● To do:
Locate every line that holds the string "JSON" and copy it.

Data extracted from a collection
::::
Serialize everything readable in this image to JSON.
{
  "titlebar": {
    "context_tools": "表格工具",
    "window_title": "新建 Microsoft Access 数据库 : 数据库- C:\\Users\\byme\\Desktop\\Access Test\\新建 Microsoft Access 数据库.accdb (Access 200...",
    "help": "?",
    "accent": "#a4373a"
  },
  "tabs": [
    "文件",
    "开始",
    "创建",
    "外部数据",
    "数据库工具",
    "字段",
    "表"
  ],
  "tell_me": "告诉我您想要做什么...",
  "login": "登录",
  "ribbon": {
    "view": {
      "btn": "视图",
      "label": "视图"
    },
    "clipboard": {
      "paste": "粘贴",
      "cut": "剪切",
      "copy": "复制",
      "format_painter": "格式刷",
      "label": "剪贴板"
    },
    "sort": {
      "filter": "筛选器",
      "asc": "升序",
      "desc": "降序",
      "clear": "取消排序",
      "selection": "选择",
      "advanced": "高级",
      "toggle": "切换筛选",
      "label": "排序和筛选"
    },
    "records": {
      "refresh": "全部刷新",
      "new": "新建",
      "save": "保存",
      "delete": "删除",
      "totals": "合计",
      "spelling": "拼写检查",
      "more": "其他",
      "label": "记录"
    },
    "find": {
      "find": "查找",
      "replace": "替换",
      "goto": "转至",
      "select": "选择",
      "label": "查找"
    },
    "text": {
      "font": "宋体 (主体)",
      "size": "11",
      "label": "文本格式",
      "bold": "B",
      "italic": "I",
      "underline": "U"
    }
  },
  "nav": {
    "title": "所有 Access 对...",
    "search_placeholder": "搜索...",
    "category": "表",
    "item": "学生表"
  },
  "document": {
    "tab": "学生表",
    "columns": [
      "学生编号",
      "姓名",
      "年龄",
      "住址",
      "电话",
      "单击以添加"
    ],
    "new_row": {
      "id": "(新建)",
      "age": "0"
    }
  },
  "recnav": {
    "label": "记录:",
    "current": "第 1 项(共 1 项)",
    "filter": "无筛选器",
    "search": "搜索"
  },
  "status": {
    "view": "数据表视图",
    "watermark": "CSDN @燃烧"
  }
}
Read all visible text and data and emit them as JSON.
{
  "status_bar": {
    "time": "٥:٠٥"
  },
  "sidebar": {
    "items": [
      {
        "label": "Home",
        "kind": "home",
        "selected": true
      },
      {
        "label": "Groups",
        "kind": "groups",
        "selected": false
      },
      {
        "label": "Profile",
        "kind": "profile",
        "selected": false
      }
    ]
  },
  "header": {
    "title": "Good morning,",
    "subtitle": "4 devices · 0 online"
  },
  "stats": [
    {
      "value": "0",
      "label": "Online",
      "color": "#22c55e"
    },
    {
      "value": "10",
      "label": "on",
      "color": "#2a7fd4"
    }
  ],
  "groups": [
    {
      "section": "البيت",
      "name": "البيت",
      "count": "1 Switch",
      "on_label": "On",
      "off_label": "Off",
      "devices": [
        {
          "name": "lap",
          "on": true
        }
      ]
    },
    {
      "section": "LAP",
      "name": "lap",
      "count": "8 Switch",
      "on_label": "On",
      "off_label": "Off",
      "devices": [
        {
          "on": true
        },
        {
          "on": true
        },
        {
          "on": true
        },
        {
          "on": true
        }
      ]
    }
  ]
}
::::
● Solved problem:
Serialize everything readable in this image to JSON.
Read all visible text and data and emit them as JSON.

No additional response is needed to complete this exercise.